Task requirements | Your job is to restate each entry word for word.

Available records |
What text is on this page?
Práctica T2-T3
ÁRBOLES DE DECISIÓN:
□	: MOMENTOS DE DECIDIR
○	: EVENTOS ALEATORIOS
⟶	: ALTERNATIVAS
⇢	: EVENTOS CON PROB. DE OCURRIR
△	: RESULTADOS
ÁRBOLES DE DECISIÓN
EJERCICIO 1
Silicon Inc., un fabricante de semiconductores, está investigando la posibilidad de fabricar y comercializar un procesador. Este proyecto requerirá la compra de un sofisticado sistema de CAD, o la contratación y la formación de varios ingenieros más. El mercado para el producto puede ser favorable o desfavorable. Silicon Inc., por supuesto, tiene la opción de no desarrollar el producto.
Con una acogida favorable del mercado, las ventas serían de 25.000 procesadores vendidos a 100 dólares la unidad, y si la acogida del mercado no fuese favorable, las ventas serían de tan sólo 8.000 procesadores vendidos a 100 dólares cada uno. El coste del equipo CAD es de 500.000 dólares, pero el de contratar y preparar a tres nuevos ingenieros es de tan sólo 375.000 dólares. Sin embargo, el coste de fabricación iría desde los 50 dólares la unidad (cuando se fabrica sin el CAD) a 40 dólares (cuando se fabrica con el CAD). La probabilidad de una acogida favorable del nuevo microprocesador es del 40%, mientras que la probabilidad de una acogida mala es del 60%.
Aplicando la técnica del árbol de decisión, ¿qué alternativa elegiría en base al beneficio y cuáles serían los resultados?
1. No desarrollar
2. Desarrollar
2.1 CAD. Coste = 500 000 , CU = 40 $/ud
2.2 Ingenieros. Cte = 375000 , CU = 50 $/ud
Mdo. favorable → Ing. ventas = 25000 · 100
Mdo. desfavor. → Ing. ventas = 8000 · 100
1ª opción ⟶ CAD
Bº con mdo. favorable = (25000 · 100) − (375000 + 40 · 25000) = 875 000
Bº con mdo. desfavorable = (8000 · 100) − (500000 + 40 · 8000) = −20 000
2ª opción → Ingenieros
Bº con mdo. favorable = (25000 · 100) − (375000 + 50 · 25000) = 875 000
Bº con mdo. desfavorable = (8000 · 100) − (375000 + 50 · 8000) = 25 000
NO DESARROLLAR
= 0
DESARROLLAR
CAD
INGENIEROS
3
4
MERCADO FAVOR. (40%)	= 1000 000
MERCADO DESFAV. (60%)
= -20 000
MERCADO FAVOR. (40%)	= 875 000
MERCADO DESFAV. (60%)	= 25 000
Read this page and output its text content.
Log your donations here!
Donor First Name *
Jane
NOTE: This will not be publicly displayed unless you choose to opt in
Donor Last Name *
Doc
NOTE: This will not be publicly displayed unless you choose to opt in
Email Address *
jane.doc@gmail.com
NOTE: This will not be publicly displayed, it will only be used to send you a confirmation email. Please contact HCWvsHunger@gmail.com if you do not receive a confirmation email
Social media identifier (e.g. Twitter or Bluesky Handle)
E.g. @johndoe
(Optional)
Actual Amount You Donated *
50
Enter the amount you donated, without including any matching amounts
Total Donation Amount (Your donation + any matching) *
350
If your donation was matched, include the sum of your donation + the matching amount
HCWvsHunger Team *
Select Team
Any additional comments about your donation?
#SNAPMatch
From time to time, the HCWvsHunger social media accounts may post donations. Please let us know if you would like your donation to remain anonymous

Task answer |
What text is on this page?
Práctica T2-T3
ÁRBOLES DE DECISIÓN:
□	: MOMENTOS DE DECIDIR
○	: EVENTOS ALEATORIOS
⟶	: ALTERNATIVAS
⇢	: EVENTOS CON PROB. DE OCURRIR
△	: RESULTADOS
ÁRBOLES DE DECISIÓN
EJERCICIO 1
Silicon Inc., un fabricante de semiconductores, está investigando la posibilidad de fabricar y comercializar un procesador. Este proyecto requerirá la compra de un sofisticado sistema de CAD, o la contratación y la formación de varios ingenieros más. El mercado para el producto puede ser favorable o desfavorable. Silicon Inc., por supuesto, tiene la opción de no desarrollar el producto.
Con una acogida favorable del mercado, las ventas serían de 25.000 procesadores vendidos a 100 dólares la unidad, y si la acogida del mercado no fuese favorable, las ventas serían de tan sólo 8.000 procesadores vendidos a 100 dólares cada uno. El coste del equipo CAD es de 500.000 dólares, pero el de contratar y preparar a tres nuevos ingenieros es de tan sólo 375.000 dólares. Sin embargo, el coste de fabricación iría desde los 50 dólares la unidad (cuando se fabrica sin el CAD) a 40 dólares (cuando se fabrica con el CAD). La probabilidad de una acogida favorable del nuevo microprocesador es del 40%, mientras que la probabilidad de una acogida mala es del 60%.
Aplicando la técnica del árbol de decisión, ¿qué alternativa elegiría en base al beneficio y cuáles serían los resultados?
1. No desarrollar
2. Desarrollar
2.1 CAD. Coste = 500 000 , CU = 40 $/ud
2.2 Ingenieros. Cte = 375000 , CU = 50 $/ud
Mdo. favorable → Ing. ventas = 25000 · 100
Mdo. desfavor. → Ing. ventas = 8000 · 100
1ª opción ⟶ CAD
Bº con mdo. favorable = (25000 · 100) − (375000 + 40 · 25000) = 875 000
Bº con mdo. desfavorable = (8000 · 100) − (500000 + 40 · 8000) = −20 000
2ª opción → Ingenieros
Bº con mdo. favorable = (25000 · 100) − (375000 + 50 · 25000) = 875 000
Bº con mdo. desfavorable = (8000 · 100) − (375000 + 50 · 8000) = 25 000
NO DESARROLLAR
= 0
DESARROLLAR
CAD
INGENIEROS
3
4
MERCADO FAVOR. (40%)	= 1000 000
MERCADO DESFAV. (60%)
= -20 000
MERCADO FAVOR. (40%)	= 875 000
MERCADO DESFAV. (60%)	= 25 000
Read this page and output its text content.
Log your donations here!
Donor First Name *
Jane
NOTE: This will not be publicly displayed unless you choose to opt in
Donor Last Name *
Doc
NOTE: This will not be publicly displayed unless you choose to opt in
Email Address *
jane.doc@gmail.com
NOTE: This will not be publicly displayed, it will only be used to send you a confirmation email. Please contact HCWvsHunger@gmail.com if you do not receive a confirmation email
Social media identifier (e.g. Twitter or Bluesky Handle)
E.g. @johndoe
(Optional)
Actual Amount You Donated *
50
Enter the amount you donated, without including any matching amounts
Total Donation Amount (Your donation + any matching) *
350
If your donation was matched, include the sum of your donation + the matching amount
HCWvsHunger Team *
Select Team
Any additional comments about your donation?
#SNAPMatch
From time to time, the HCWvsHunger social media accounts may post donations. Please let us know if you would like your donation to remain anonymous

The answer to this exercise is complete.